All records are to be retyped faithfully and completely.

#### Data
────

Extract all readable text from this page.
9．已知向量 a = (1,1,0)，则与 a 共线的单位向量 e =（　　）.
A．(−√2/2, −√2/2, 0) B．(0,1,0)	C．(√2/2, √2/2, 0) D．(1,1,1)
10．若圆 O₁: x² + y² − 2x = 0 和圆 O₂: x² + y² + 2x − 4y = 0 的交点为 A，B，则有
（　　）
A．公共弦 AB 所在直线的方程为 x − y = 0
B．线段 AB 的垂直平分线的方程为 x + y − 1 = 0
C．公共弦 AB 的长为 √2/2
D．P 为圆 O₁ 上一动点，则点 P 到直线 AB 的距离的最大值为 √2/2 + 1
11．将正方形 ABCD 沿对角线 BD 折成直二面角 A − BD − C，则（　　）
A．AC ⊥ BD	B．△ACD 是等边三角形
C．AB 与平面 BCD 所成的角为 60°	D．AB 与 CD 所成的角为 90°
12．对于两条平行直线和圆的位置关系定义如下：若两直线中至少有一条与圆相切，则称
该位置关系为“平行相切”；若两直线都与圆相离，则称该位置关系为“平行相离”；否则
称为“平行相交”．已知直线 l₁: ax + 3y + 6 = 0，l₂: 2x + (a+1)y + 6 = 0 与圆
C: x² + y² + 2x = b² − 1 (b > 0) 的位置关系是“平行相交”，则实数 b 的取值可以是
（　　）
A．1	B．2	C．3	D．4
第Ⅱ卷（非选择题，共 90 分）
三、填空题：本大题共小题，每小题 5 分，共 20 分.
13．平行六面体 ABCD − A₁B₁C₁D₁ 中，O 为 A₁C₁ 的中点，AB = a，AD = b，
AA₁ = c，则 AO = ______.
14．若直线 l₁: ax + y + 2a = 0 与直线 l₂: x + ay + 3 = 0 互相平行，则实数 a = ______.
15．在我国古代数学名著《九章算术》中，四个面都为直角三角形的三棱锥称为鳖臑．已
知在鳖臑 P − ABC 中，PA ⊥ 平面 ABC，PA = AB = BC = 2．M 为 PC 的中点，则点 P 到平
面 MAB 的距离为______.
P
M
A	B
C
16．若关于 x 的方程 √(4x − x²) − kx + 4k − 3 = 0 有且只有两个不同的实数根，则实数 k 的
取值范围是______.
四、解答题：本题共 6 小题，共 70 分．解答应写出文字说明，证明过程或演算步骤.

────

#### Finished task
Extract all readable text from this page.
9．已知向量 a = (1,1,0)，则与 a 共线的单位向量 e =（　　）.
A．(−√2/2, −√2/2, 0) B．(0,1,0)	C．(√2/2, √2/2, 0) D．(1,1,1)
10．若圆 O₁: x² + y² − 2x = 0 和圆 O₂: x² + y² + 2x − 4y = 0 的交点为 A，B，则有
（　　）
A．公共弦 AB 所在直线的方程为 x − y = 0
B．线段 AB 的垂直平分线的方程为 x + y − 1 = 0
C．公共弦 AB 的长为 √2/2
D．P 为圆 O₁ 上一动点，则点 P 到直线 AB 的距离的最大值为 √2/2 + 1
11．将正方形 ABCD 沿对角线 BD 折成直二面角 A − BD − C，则（　　）
A．AC ⊥ BD	B．△ACD 是等边三角形
C．AB 与平面 BCD 所成的角为 60°	D．AB 与 CD 所成的角为 90°
12．对于两条平行直线和圆的位置关系定义如下：若两直线中至少有一条与圆相切，则称
该位置关系为“平行相切”；若两直线都与圆相离，则称该位置关系为“平行相离”；否则
称为“平行相交”．已知直线 l₁: ax + 3y + 6 = 0，l₂: 2x + (a+1)y + 6 = 0 与圆
C: x² + y² + 2x = b² − 1 (b > 0) 的位置关系是“平行相交”，则实数 b 的取值可以是
（　　）
A．1	B．2	C．3	D．4
第Ⅱ卷（非选择题，共 90 分）
三、填空题：本大题共小题，每小题 5 分，共 20 分.
13．平行六面体 ABCD − A₁B₁C₁D₁ 中，O 为 A₁C₁ 的中点，AB = a，AD = b，
AA₁ = c，则 AO = ______.
14．若直线 l₁: ax + y + 2a = 0 与直线 l₂: x + ay + 3 = 0 互相平行，则实数 a = ______.
15．在我国古代数学名著《九章算术》中，四个面都为直角三角形的三棱锥称为鳖臑．已
知在鳖臑 P − ABC 中，PA ⊥ 平面 ABC，PA = AB = BC = 2．M 为 PC 的中点，则点 P 到平
面 MAB 的距离为______.
P
M
A	B
C
16．若关于 x 的方程 √(4x − x²) − kx + 4k − 3 = 0 有且只有两个不同的实数根，则实数 k 的
取值范围是______.
四、解答题：本题共 6 小题，共 70 分．解答应写出文字说明，证明过程或演算步骤.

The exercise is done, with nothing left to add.